##### EXERCISE MATERIALS

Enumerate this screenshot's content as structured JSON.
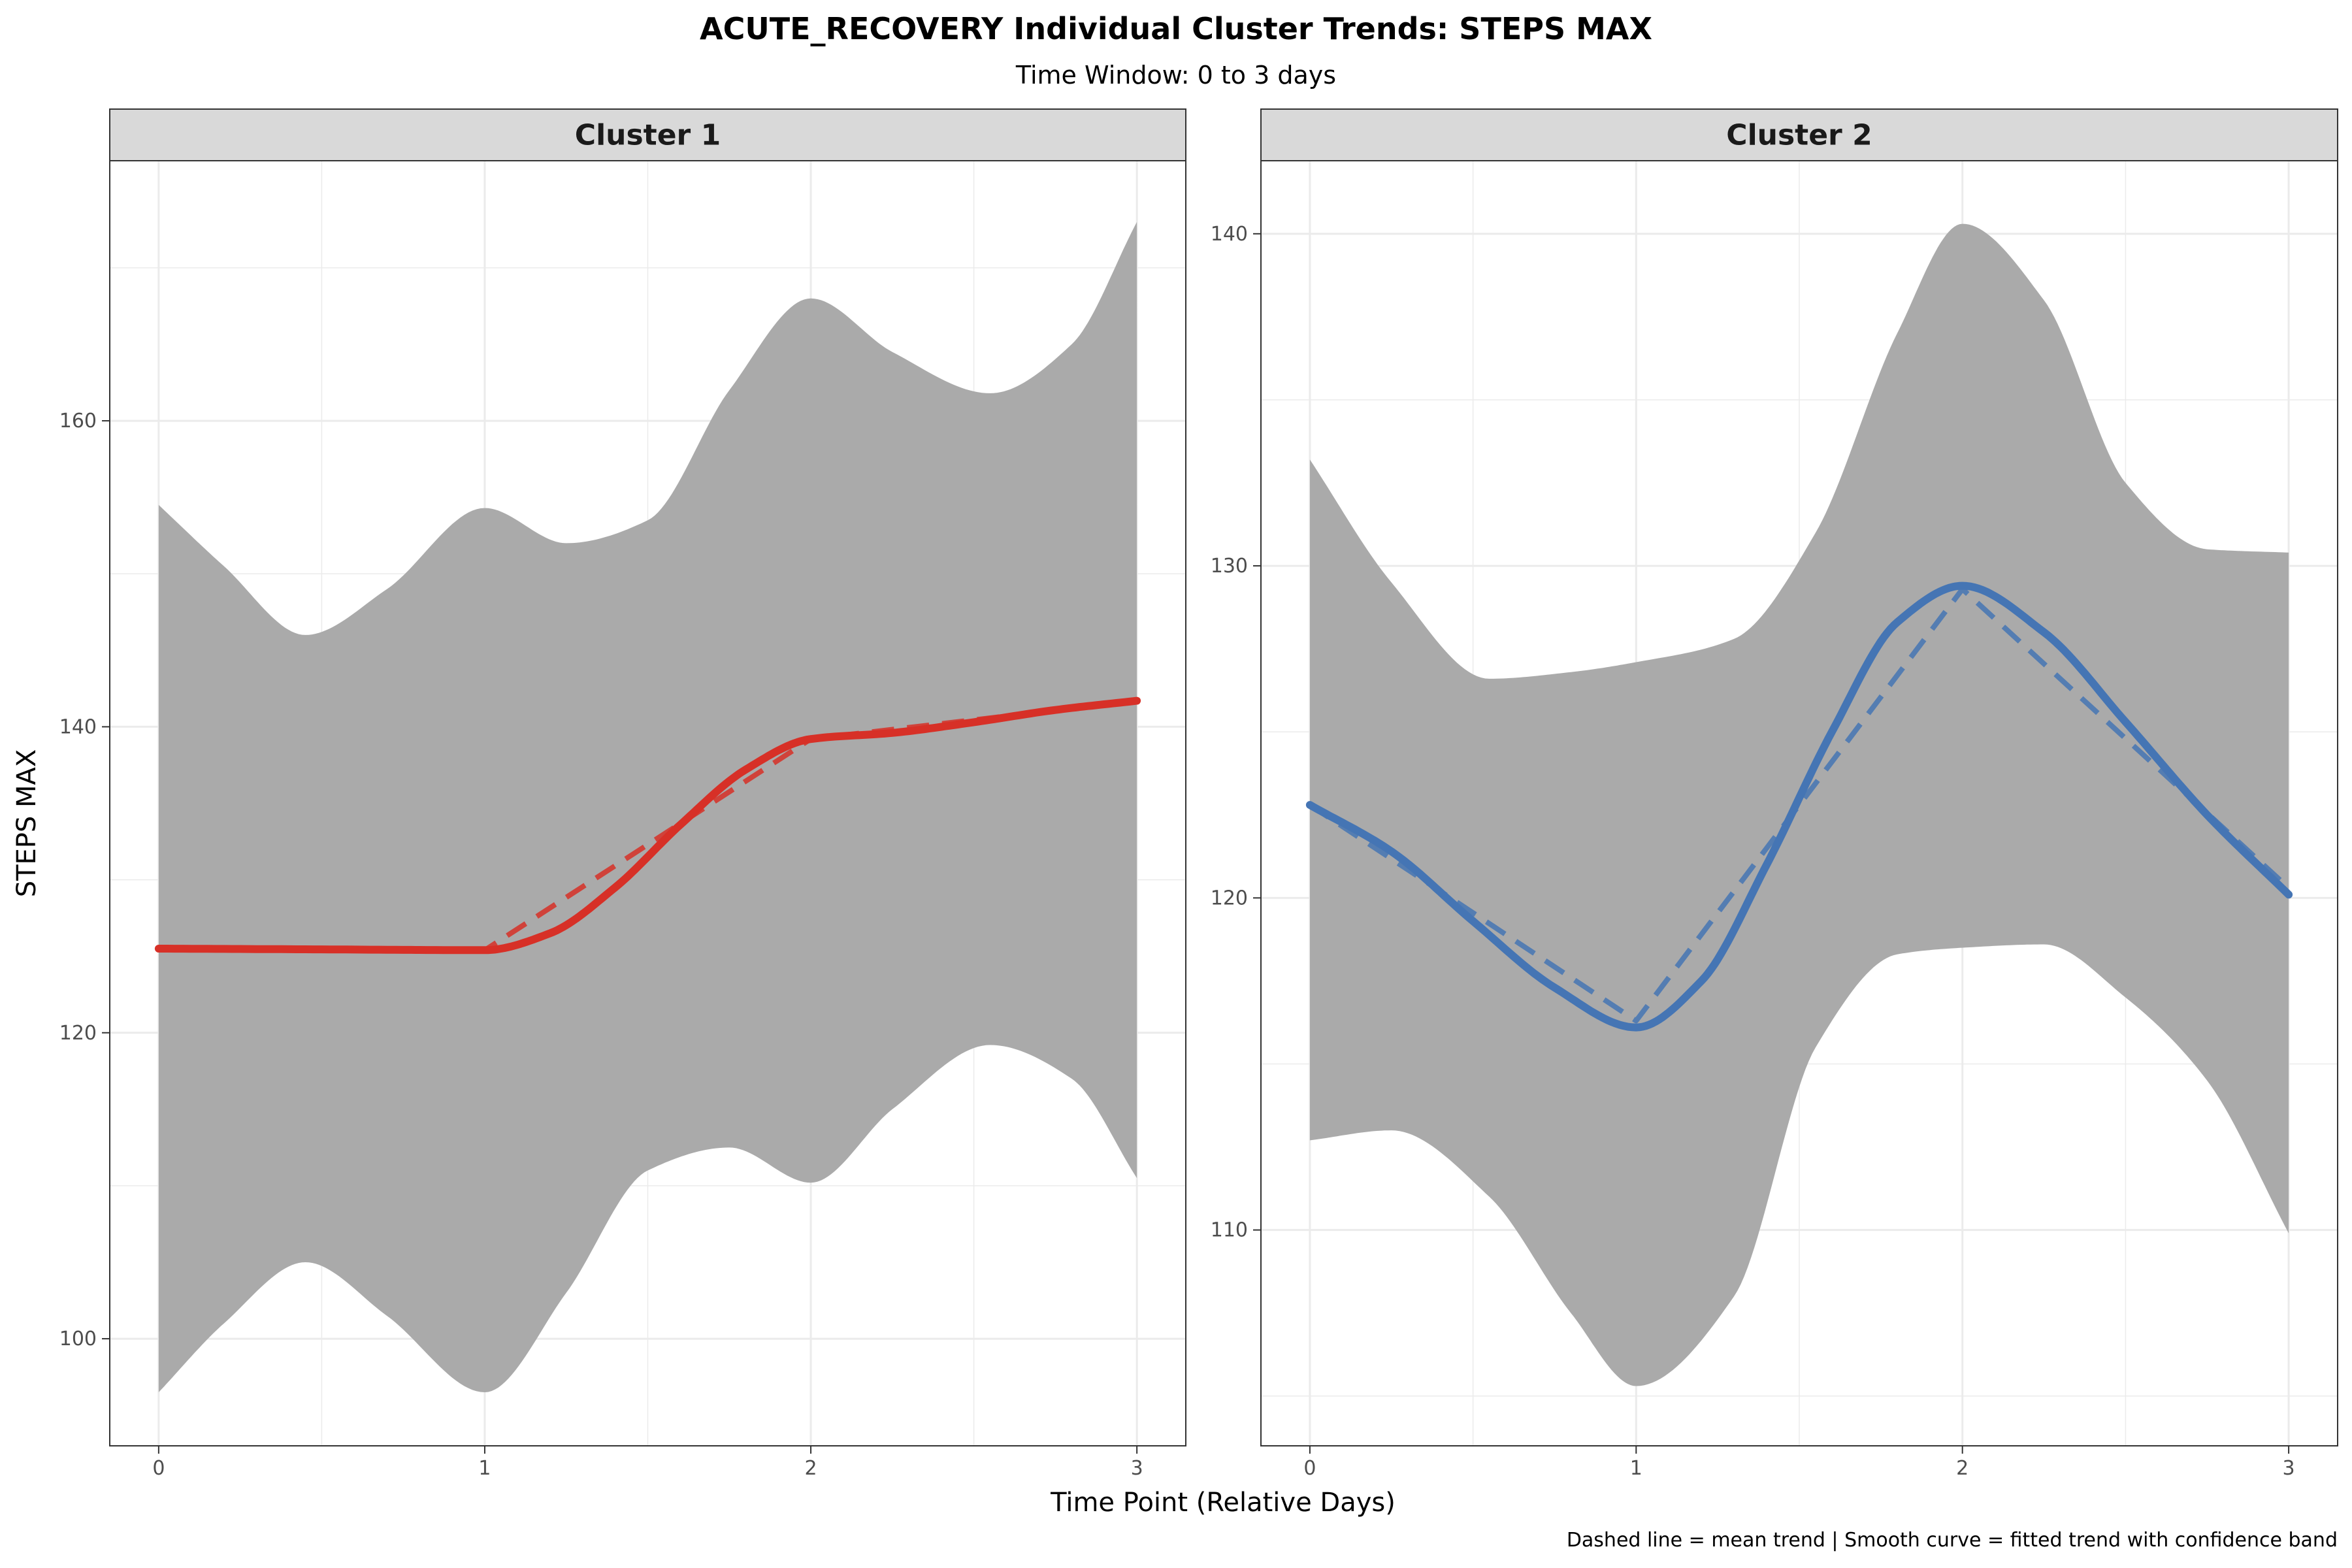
{
  "title": "ACUTE_RECOVERY Individual Cluster Trends: STEPS MAX",
  "subtitle": "Time Window: 0 to 3 days",
  "caption": "Dashed line = mean trend | Smooth curve = fitted trend with confidence band",
  "colors": {
    "cluster1": "#d73027",
    "cluster2": "#4575b4",
    "band": "#aaaaaa",
    "strip": "#d9d9d9",
    "grid": "#ebebeb"
  },
  "chart_data": {
    "type": "line",
    "xlabel": "Time Point (Relative Days)",
    "ylabel": "STEPS MAX",
    "facets": [
      {
        "name": "Cluster 1",
        "color": "#d73027",
        "xlim": [
          -0.15,
          3.15
        ],
        "ylim": [
          93.0,
          177.0
        ],
        "x_ticks": [
          0,
          1,
          2,
          3
        ],
        "y_ticks": [
          100,
          120,
          140,
          160
        ],
        "mean": {
          "x": [
            0,
            1,
            2,
            3
          ],
          "y": [
            125.5,
            125.4,
            139.2,
            141.7
          ]
        },
        "fit": {
          "x": [
            0,
            0.5,
            1.0,
            1.2,
            1.4,
            1.6,
            1.8,
            2.0,
            2.25,
            2.5,
            2.75,
            3.0
          ],
          "y": [
            125.5,
            125.45,
            125.4,
            126.5,
            129.5,
            133.6,
            137.2,
            139.2,
            139.6,
            140.3,
            141.1,
            141.7
          ]
        },
        "band": {
          "x": [
            0,
            0.2,
            0.45,
            0.7,
            1.0,
            1.25,
            1.5,
            1.75,
            2.0,
            2.25,
            2.55,
            2.8,
            3.0
          ],
          "upper": [
            154.5,
            150.5,
            146.0,
            149.0,
            154.3,
            152.0,
            153.5,
            162.0,
            168.0,
            164.5,
            161.8,
            165.0,
            173.0
          ],
          "lower": [
            96.5,
            101.0,
            105.0,
            101.5,
            96.5,
            103.0,
            111.0,
            112.5,
            110.2,
            115.0,
            119.2,
            117.0,
            110.5
          ]
        }
      },
      {
        "name": "Cluster 2",
        "color": "#4575b4",
        "xlim": [
          -0.15,
          3.15
        ],
        "ylim": [
          103.5,
          142.2
        ],
        "x_ticks": [
          0,
          1,
          2,
          3
        ],
        "y_ticks": [
          110,
          120,
          130,
          140
        ],
        "mean": {
          "x": [
            0,
            1,
            2,
            3
          ],
          "y": [
            122.8,
            116.3,
            129.3,
            120.3
          ]
        },
        "fit": {
          "x": [
            0,
            0.25,
            0.5,
            0.75,
            1.0,
            1.2,
            1.4,
            1.6,
            1.8,
            2.0,
            2.25,
            2.5,
            2.75,
            3.0
          ],
          "y": [
            122.8,
            121.4,
            119.3,
            117.3,
            116.1,
            117.5,
            121.0,
            125.0,
            128.3,
            129.4,
            128.0,
            125.3,
            122.5,
            120.1
          ]
        },
        "band": {
          "x": [
            0,
            0.25,
            0.55,
            0.8,
            1.0,
            1.3,
            1.55,
            1.8,
            2.0,
            2.25,
            2.5,
            2.75,
            3.0
          ],
          "upper": [
            133.2,
            129.5,
            126.6,
            126.8,
            127.1,
            127.8,
            131.0,
            137.0,
            140.3,
            138.0,
            132.5,
            130.5,
            130.4
          ],
          "lower": [
            112.7,
            113.0,
            111.0,
            107.5,
            105.3,
            108.0,
            115.5,
            118.3,
            118.5,
            118.6,
            117.0,
            114.5,
            109.9
          ]
        }
      }
    ]
  }
}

##########

**TASK REQUIREMENTS:** Pick out the lines above containing the word "STEPS", then copy them.

**THE RESPONSE:**
  "title": "ACUTE_RECOVERY Individual Cluster Trends: STEPS MAX",
    "ylabel": "STEPS MAX",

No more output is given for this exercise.